(Collection entries)
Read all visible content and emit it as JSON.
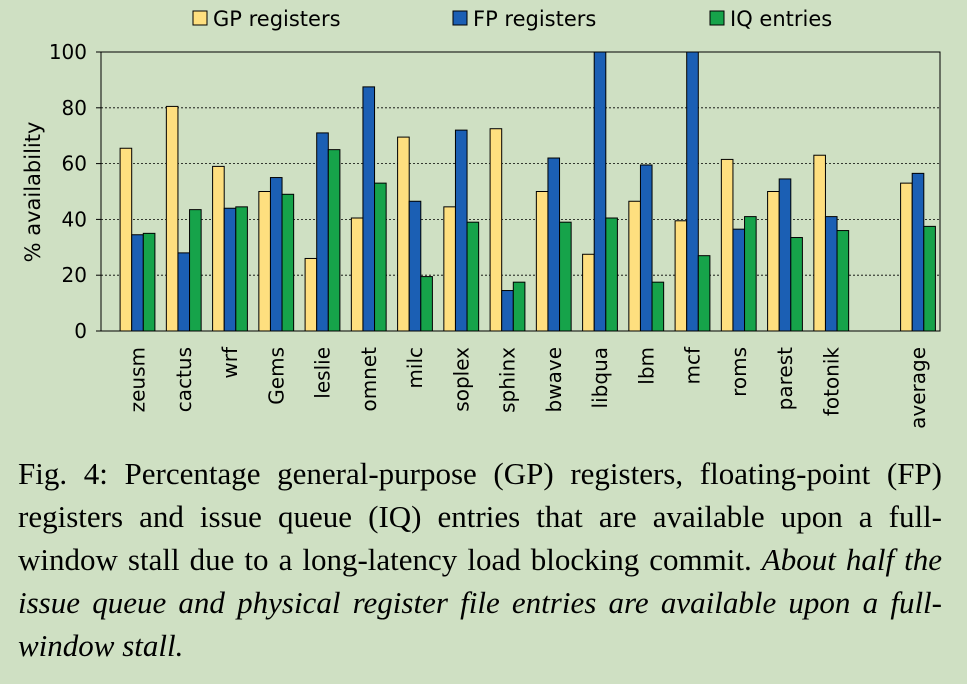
{
  "chart_data": {
    "type": "bar",
    "ylabel": "% availability",
    "ylim": [
      0,
      100
    ],
    "yticks": [
      "0",
      "20",
      "40",
      "60",
      "80",
      "100"
    ],
    "grid": "horizontal-dotted",
    "legend_position": "top",
    "categories": [
      "zeusm",
      "cactus",
      "wrf",
      "Gems",
      "leslie",
      "omnet",
      "milc",
      "soplex",
      "sphinx",
      "bwave",
      "libqua",
      "lbm",
      "mcf",
      "roms",
      "parest",
      "fotonik",
      "average"
    ],
    "series": [
      {
        "name": "GP registers",
        "color": "#fedf7f",
        "values": [
          65.5,
          80.5,
          59,
          50,
          26,
          40.5,
          69.5,
          44.5,
          72.5,
          50,
          27.5,
          46.5,
          39.5,
          61.5,
          50,
          63,
          53
        ]
      },
      {
        "name": "FP registers",
        "color": "#1b5fb4",
        "values": [
          34.5,
          28,
          44,
          55,
          71,
          87.5,
          46.5,
          72,
          14.5,
          62,
          100,
          59.5,
          100,
          36.5,
          54.5,
          41,
          56.5
        ]
      },
      {
        "name": "IQ entries",
        "color": "#16a34a",
        "values": [
          35,
          43.5,
          44.5,
          49,
          65,
          53,
          19.5,
          39,
          17.5,
          39,
          40.5,
          17.5,
          27,
          41,
          33.5,
          36,
          37.5
        ]
      }
    ]
  },
  "caption": {
    "regular": "Fig. 4: Percentage general-purpose (GP) registers, floating-point (FP) registers and issue queue (IQ) entries that are available upon a full-window stall due to a long-latency load blocking commit. ",
    "italic": "About half the issue queue and physical register file entries are available upon a full-window stall."
  }
}
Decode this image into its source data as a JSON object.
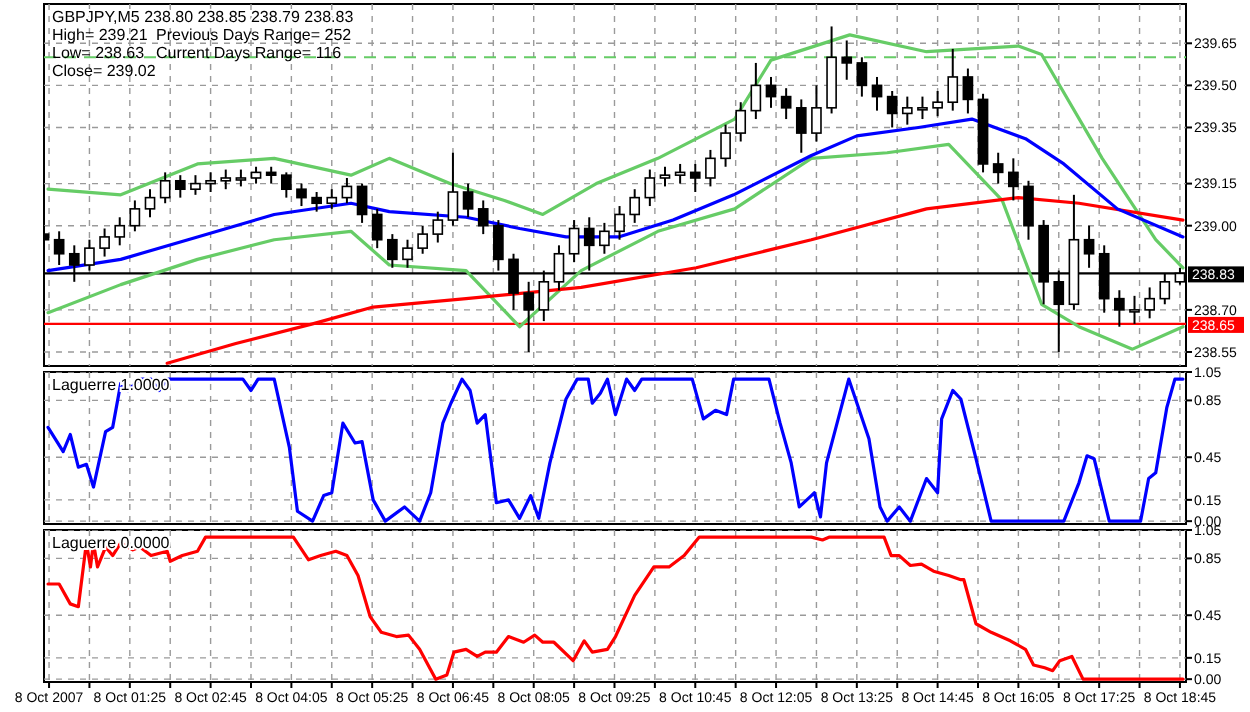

- Exercise prompt
The records are above. How many lines in them contain the word "window"? Give the number alone.

- Written answer
2